---------- Supplied material ----------
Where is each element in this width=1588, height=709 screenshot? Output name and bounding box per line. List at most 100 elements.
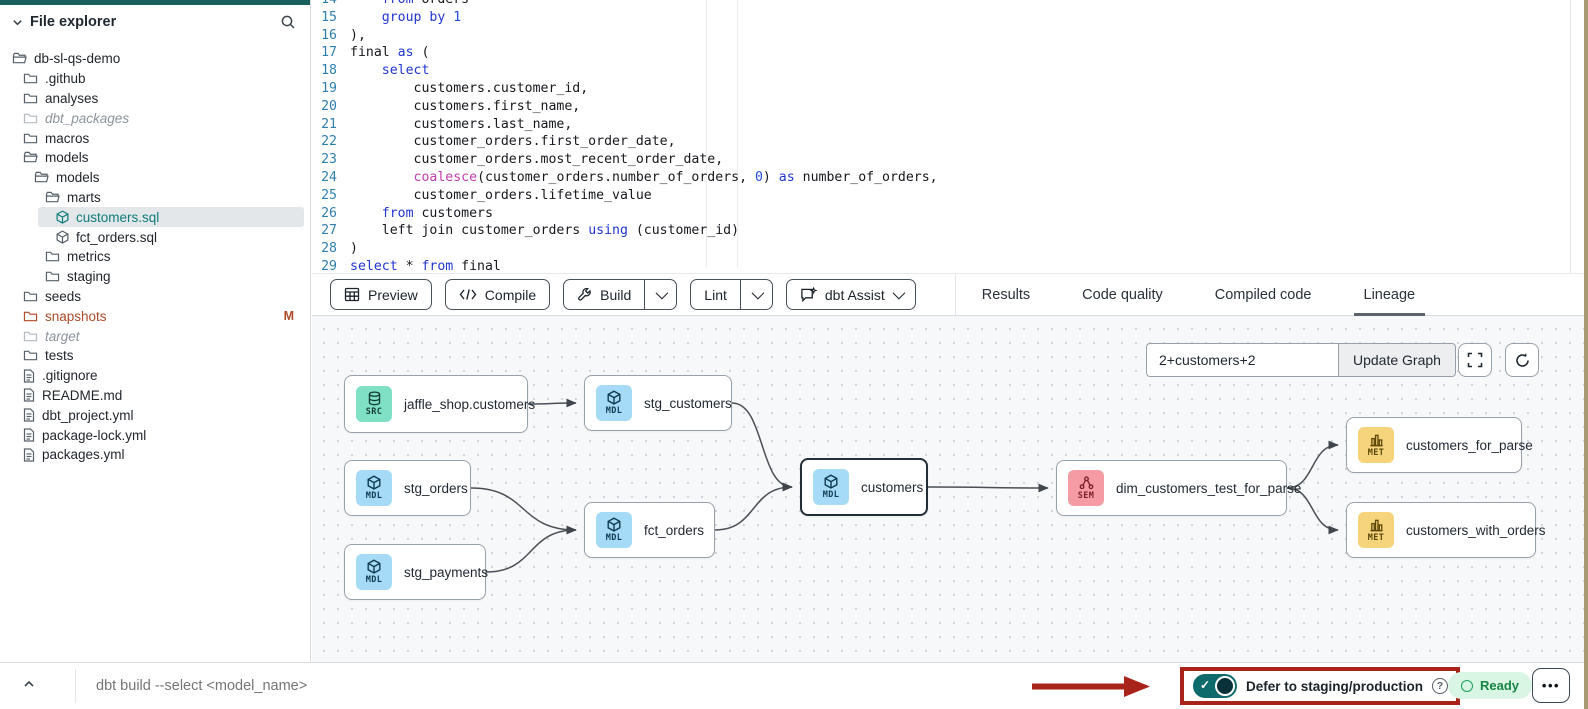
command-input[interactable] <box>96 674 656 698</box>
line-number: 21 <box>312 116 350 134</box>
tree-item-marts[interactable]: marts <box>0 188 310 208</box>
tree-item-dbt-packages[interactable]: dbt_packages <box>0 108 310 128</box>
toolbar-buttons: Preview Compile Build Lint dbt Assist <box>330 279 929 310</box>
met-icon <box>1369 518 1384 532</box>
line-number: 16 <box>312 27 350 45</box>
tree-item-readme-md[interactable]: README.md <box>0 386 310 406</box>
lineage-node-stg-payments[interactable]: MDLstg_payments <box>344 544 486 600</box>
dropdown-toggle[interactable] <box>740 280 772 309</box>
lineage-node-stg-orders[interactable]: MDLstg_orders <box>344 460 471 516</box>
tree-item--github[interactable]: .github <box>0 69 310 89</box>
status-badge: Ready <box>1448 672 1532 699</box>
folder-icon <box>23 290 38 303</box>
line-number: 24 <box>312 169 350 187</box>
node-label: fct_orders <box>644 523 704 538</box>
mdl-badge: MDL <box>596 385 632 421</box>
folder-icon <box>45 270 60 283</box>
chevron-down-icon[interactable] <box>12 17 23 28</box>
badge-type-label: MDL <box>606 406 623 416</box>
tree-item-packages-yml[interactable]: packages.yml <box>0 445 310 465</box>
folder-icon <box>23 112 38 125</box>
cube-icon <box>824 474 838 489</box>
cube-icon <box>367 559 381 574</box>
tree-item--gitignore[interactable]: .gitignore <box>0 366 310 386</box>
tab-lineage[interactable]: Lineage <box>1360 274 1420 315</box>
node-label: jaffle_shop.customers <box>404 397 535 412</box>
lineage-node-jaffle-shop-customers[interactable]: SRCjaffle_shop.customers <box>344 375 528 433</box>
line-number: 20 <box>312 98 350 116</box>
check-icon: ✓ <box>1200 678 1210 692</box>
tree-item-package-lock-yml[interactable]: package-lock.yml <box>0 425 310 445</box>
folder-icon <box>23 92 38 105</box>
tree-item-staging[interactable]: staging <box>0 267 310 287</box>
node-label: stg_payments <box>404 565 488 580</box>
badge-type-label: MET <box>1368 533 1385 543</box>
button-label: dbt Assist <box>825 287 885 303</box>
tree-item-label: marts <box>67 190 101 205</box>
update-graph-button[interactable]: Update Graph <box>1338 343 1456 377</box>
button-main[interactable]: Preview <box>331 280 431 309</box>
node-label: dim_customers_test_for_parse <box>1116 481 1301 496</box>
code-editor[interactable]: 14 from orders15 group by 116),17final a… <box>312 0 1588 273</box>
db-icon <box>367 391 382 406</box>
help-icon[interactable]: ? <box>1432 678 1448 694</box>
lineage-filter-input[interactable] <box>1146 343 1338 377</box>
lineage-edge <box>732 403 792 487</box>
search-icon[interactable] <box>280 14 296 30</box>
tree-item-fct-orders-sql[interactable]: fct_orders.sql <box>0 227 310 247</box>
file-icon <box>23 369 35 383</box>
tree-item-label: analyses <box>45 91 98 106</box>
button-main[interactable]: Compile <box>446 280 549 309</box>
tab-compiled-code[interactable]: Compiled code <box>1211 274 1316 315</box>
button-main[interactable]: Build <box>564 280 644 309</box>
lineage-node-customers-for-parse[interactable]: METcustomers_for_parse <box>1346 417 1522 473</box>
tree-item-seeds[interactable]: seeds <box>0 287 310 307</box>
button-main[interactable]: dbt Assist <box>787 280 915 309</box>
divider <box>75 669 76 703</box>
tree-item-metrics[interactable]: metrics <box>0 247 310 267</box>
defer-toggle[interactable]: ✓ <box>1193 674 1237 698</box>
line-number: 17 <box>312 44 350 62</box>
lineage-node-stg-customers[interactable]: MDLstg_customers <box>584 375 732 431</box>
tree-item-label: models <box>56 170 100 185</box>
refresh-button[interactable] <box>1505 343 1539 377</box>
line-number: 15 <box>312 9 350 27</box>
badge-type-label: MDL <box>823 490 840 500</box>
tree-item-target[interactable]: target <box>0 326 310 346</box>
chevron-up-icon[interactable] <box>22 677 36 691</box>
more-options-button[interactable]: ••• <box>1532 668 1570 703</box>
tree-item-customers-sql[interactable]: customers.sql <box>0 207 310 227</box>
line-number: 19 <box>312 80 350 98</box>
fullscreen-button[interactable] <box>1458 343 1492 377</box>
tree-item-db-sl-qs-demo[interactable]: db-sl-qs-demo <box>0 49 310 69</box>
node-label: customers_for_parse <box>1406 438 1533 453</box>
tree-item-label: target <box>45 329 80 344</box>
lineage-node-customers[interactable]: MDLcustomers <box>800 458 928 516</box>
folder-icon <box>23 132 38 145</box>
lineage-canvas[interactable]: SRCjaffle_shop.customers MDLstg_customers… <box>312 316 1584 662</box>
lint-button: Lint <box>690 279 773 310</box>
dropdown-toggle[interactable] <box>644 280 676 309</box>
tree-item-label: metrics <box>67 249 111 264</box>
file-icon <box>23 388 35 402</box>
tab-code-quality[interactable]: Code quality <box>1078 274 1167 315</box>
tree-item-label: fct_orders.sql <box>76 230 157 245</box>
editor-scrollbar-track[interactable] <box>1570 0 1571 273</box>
----------
Rewrite the items above with every "screenshot" changed to "screen capture" and nothing else altered. Leave out the pictures.

**Reply to the exercise**.
Where is each element in this width=1588, height=709 screen capture? Output name and bounding box per line. List at most 100 elements.
command-input[interactable] <box>96 674 656 698</box>
line-number: 21 <box>312 116 350 134</box>
tree-item-marts[interactable]: marts <box>0 188 310 208</box>
tree-item-dbt-packages[interactable]: dbt_packages <box>0 108 310 128</box>
toolbar-buttons: Preview Compile Build Lint dbt Assist <box>330 279 929 310</box>
met-icon <box>1369 518 1384 532</box>
line-number: 16 <box>312 27 350 45</box>
tree-item-readme-md[interactable]: README.md <box>0 386 310 406</box>
lineage-node-stg-payments[interactable]: MDLstg_payments <box>344 544 486 600</box>
dropdown-toggle[interactable] <box>740 280 772 309</box>
lineage-node-stg-orders[interactable]: MDLstg_orders <box>344 460 471 516</box>
tree-item--github[interactable]: .github <box>0 69 310 89</box>
status-badge: Ready <box>1448 672 1532 699</box>
folder-icon <box>23 290 38 303</box>
line-number: 24 <box>312 169 350 187</box>
node-label: fct_orders <box>644 523 704 538</box>
mdl-badge: MDL <box>596 385 632 421</box>
folder-icon <box>45 270 60 283</box>
chevron-down-icon[interactable] <box>12 17 23 28</box>
badge-type-label: MDL <box>606 406 623 416</box>
tree-item-packages-yml[interactable]: packages.yml <box>0 445 310 465</box>
folder-icon <box>23 112 38 125</box>
cube-icon <box>824 474 838 489</box>
cube-icon <box>367 559 381 574</box>
tree-item--gitignore[interactable]: .gitignore <box>0 366 310 386</box>
tab-lineage[interactable]: Lineage <box>1360 274 1420 315</box>
node-label: jaffle_shop.customers <box>404 397 535 412</box>
lineage-node-jaffle-shop-customers[interactable]: SRCjaffle_shop.customers <box>344 375 528 433</box>
line-number: 20 <box>312 98 350 116</box>
check-icon: ✓ <box>1200 678 1210 692</box>
tree-item-package-lock-yml[interactable]: package-lock.yml <box>0 425 310 445</box>
folder-icon <box>23 92 38 105</box>
tree-item-staging[interactable]: staging <box>0 267 310 287</box>
node-label: stg_payments <box>404 565 488 580</box>
badge-type-label: MET <box>1368 533 1385 543</box>
button-label: dbt Assist <box>825 287 885 303</box>
tree-item-label: marts <box>67 190 101 205</box>
update-graph-button[interactable]: Update Graph <box>1338 343 1456 377</box>
button-main[interactable]: Preview <box>331 280 431 309</box>
node-label: dim_customers_test_for_parse <box>1116 481 1301 496</box>
code-editor[interactable]: 14 from orders15 group by 116),17final a… <box>312 0 1588 273</box>
db-icon <box>367 391 382 406</box>
help-icon[interactable]: ? <box>1432 678 1448 694</box>
lineage-filter-input[interactable] <box>1146 343 1338 377</box>
lineage-edge <box>732 403 792 487</box>
search-icon[interactable] <box>280 14 296 30</box>
tree-item-fct-orders-sql[interactable]: fct_orders.sql <box>0 227 310 247</box>
file-icon <box>23 369 35 383</box>
tree-item-label: analyses <box>45 91 98 106</box>
button-main[interactable]: Compile <box>446 280 549 309</box>
tab-compiled-code[interactable]: Compiled code <box>1211 274 1316 315</box>
button-main[interactable]: Build <box>564 280 644 309</box>
lineage-node-customers-for-parse[interactable]: METcustomers_for_parse <box>1346 417 1522 473</box>
tree-item-seeds[interactable]: seeds <box>0 287 310 307</box>
button-main[interactable]: dbt Assist <box>787 280 915 309</box>
divider <box>75 669 76 703</box>
tree-item-metrics[interactable]: metrics <box>0 247 310 267</box>
defer-toggle[interactable]: ✓ <box>1193 674 1237 698</box>
line-number: 17 <box>312 44 350 62</box>
lineage-node-stg-customers[interactable]: MDLstg_customers <box>584 375 732 431</box>
tree-item-label: models <box>56 170 100 185</box>
refresh-button[interactable] <box>1505 343 1539 377</box>
line-number: 15 <box>312 9 350 27</box>
badge-type-label: MDL <box>823 490 840 500</box>
tree-item-target[interactable]: target <box>0 326 310 346</box>
chevron-up-icon[interactable] <box>22 677 36 691</box>
more-options-button[interactable]: ••• <box>1532 668 1570 703</box>
tree-item-customers-sql[interactable]: customers.sql <box>0 207 310 227</box>
line-number: 19 <box>312 80 350 98</box>
fullscreen-button[interactable] <box>1458 343 1492 377</box>
tree-item-db-sl-qs-demo[interactable]: db-sl-qs-demo <box>0 49 310 69</box>
node-label: customers_for_parse <box>1406 438 1533 453</box>
tree-item-label: target <box>45 329 80 344</box>
lineage-node-customers[interactable]: MDLcustomers <box>800 458 928 516</box>
folder-icon <box>23 132 38 145</box>
lineage-canvas[interactable]: SRCjaffle_shop.customers MDLstg_customers… <box>312 316 1584 662</box>
lint-button: Lint <box>690 279 773 310</box>
dropdown-toggle[interactable] <box>644 280 676 309</box>
tree-item-label: metrics <box>67 249 111 264</box>
file-icon <box>23 388 35 402</box>
tab-code-quality[interactable]: Code quality <box>1078 274 1167 315</box>
tree-item-label: fct_orders.sql <box>76 230 157 245</box>
editor-scrollbar-track[interactable] <box>1570 0 1571 273</box>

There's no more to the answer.